# INSTRUCTIONS TO FOLLOW
Give all of the lines again, with nothing added or dropped.
##### LISTING #####
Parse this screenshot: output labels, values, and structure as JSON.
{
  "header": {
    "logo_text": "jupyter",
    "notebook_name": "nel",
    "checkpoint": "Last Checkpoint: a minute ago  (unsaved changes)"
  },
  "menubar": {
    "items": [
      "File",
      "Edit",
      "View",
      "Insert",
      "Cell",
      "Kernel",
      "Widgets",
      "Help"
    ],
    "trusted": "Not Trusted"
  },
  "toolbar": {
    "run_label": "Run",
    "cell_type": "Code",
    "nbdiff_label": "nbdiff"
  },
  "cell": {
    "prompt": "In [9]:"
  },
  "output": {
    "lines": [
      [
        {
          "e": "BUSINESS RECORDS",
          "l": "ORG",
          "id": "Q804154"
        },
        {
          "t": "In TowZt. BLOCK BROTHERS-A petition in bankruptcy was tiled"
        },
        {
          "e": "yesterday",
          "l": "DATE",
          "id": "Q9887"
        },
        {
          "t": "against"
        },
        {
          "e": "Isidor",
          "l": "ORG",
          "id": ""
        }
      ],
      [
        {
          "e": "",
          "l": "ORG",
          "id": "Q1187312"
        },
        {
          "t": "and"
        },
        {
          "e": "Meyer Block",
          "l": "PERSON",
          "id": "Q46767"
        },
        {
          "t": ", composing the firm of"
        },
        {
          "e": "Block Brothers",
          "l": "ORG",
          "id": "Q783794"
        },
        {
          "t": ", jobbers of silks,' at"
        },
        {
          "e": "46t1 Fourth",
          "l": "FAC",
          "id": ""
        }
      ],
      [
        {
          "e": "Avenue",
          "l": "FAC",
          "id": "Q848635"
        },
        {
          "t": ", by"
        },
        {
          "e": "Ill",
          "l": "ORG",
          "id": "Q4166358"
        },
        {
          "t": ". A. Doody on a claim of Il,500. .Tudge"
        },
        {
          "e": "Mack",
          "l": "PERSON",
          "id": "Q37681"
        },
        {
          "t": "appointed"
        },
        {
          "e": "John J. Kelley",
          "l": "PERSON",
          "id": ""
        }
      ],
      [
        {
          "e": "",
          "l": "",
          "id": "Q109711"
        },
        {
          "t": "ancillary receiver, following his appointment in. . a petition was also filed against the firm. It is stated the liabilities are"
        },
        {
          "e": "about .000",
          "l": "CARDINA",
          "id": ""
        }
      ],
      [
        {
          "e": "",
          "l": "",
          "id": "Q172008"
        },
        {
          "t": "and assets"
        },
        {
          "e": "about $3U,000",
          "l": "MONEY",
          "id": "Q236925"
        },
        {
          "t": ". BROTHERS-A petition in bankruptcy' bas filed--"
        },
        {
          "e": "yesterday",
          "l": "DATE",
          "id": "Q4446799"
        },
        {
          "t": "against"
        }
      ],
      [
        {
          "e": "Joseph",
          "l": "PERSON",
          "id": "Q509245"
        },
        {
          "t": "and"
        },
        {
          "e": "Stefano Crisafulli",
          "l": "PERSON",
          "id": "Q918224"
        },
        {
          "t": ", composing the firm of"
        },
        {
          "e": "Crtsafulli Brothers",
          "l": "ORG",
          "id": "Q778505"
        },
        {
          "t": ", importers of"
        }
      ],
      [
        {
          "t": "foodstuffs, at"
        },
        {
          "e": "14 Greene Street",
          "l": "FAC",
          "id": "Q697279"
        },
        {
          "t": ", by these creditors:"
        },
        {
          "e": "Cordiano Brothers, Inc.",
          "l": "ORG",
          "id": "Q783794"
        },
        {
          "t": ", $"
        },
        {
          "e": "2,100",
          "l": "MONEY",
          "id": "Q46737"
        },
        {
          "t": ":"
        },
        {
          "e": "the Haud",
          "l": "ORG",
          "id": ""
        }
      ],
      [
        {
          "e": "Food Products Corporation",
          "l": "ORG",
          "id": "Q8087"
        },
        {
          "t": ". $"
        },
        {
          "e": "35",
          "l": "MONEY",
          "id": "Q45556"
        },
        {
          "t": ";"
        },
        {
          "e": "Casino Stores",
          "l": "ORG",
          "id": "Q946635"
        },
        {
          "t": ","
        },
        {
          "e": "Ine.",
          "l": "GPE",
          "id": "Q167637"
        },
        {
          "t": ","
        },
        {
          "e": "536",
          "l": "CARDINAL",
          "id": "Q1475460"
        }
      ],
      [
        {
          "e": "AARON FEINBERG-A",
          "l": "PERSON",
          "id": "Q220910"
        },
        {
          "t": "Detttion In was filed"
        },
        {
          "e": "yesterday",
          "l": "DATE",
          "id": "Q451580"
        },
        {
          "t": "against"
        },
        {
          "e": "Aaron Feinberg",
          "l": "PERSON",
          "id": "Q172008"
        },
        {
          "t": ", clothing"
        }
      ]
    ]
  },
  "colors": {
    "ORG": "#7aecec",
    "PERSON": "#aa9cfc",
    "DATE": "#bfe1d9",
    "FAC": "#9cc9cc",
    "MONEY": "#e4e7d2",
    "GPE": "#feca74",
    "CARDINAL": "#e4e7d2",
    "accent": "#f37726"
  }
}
#####
# EXERCISE ANSWER
Parse this screenshot: output labels, values, and structure as JSON.
{
  "header": {
    "logo_text": "jupyter",
    "notebook_name": "nel",
    "checkpoint": "Last Checkpoint: a minute ago  (unsaved changes)"
  },
  "menubar": {
    "items": [
      "File",
      "Edit",
      "View",
      "Insert",
      "Cell",
      "Kernel",
      "Widgets",
      "Help"
    ],
    "trusted": "Not Trusted"
  },
  "toolbar": {
    "run_label": "Run",
    "cell_type": "Code",
    "nbdiff_label": "nbdiff"
  },
  "cell": {
    "prompt": "In [9]:"
  },
  "output": {
    "lines": [
      [
        {
          "e": "BUSINESS RECORDS",
          "l": "ORG",
          "id": "Q804154"
        },
        {
          "t": "In TowZt. BLOCK BROTHERS-A petition in bankruptcy was tiled"
        },
        {
          "e": "yesterday",
          "l": "DATE",
          "id": "Q9887"
        },
        {
          "t": "against"
        },
        {
          "e": "Isidor",
          "l": "ORG",
          "id": ""
        }
      ],
      [
        {
          "e": "",
          "l": "ORG",
          "id": "Q1187312"
        },
        {
          "t": "and"
        },
        {
          "e": "Meyer Block",
          "l": "PERSON",
          "id": "Q46767"
        },
        {
          "t": ", composing the firm of"
        },
        {
          "e": "Block Brothers",
          "l": "ORG",
          "id": "Q783794"
        },
        {
          "t": ", jobbers of silks,' at"
        },
        {
          "e": "46t1 Fourth",
          "l": "FAC",
          "id": ""
        }
      ],
      [
        {
          "e": "Avenue",
          "l": "FAC",
          "id": "Q848635"
        },
        {
          "t": ", by"
        },
        {
          "e": "Ill",
          "l": "ORG",
          "id": "Q4166358"
        },
        {
          "t": ". A. Doody on a claim of Il,500. .Tudge"
        },
        {
          "e": "Mack",
          "l": "PERSON",
          "id": "Q37681"
        },
        {
          "t": "appointed"
        },
        {
          "e": "John J. Kelley",
          "l": "PERSON",
          "id": ""
        }
      ],
      [
        {
          "e": "",
          "l": "",
          "id": "Q109711"
        },
        {
          "t": "ancillary receiver, following his appointment in. . a petition was also filed against the firm. It is stated the liabilities are"
        },
        {
          "e": "about .000",
          "l": "CARDINA",
          "id": ""
        }
      ],
      [
        {
          "e": "",
          "l": "",
          "id": "Q172008"
        },
        {
          "t": "and assets"
        },
        {
          "e": "about $3U,000",
          "l": "MONEY",
          "id": "Q236925"
        },
        {
          "t": ". BROTHERS-A petition in bankruptcy' bas filed--"
        },
        {
          "e": "yesterday",
          "l": "DATE",
          "id": "Q4446799"
        },
        {
          "t": "against"
        }
      ],
      [
        {
          "e": "Joseph",
          "l": "PERSON",
          "id": "Q509245"
        },
        {
          "t": "and"
        },
        {
          "e": "Stefano Crisafulli",
          "l": "PERSON",
          "id": "Q918224"
        },
        {
          "t": ", composing the firm of"
        },
        {
          "e": "Crtsafulli Brothers",
          "l": "ORG",
          "id": "Q778505"
        },
        {
          "t": ", importers of"
        }
      ],
      [
        {
          "t": "foodstuffs, at"
        },
        {
          "e": "14 Greene Street",
          "l": "FAC",
          "id": "Q697279"
        },
        {
          "t": ", by these creditors:"
        },
        {
          "e": "Cordiano Brothers, Inc.",
          "l": "ORG",
          "id": "Q783794"
        },
        {
          "t": ", $"
        },
        {
          "e": "2,100",
          "l": "MONEY",
          "id": "Q46737"
        },
        {
          "t": ":"
        },
        {
          "e": "the Haud",
          "l": "ORG",
          "id": ""
        }
      ],
      [
        {
          "e": "Food Products Corporation",
          "l": "ORG",
          "id": "Q8087"
        },
        {
          "t": ". $"
        },
        {
          "e": "35",
          "l": "MONEY",
          "id": "Q45556"
        },
        {
          "t": ";"
        },
        {
          "e": "Casino Stores",
          "l": "ORG",
          "id": "Q946635"
        },
        {
          "t": ","
        },
        {
          "e": "Ine.",
          "l": "GPE",
          "id": "Q167637"
        },
        {
          "t": ","
        },
        {
          "e": "536",
          "l": "CARDINAL",
          "id": "Q1475460"
        }
      ],
      [
        {
          "e": "AARON FEINBERG-A",
          "l": "PERSON",
          "id": "Q220910"
        },
        {
          "t": "Detttion In was filed"
        },
        {
          "e": "yesterday",
          "l": "DATE",
          "id": "Q451580"
        },
        {
          "t": "against"
        },
        {
          "e": "Aaron Feinberg",
          "l": "PERSON",
          "id": "Q172008"
        },
        {
          "t": ", clothing"
        }
      ]
    ]
  },
  "colors": {
    "ORG": "#7aecec",
    "PERSON": "#aa9cfc",
    "DATE": "#bfe1d9",
    "FAC": "#9cc9cc",
    "MONEY": "#e4e7d2",
    "GPE": "#feca74",
    "CARDINAL": "#e4e7d2",
    "accent": "#f37726"
  }
}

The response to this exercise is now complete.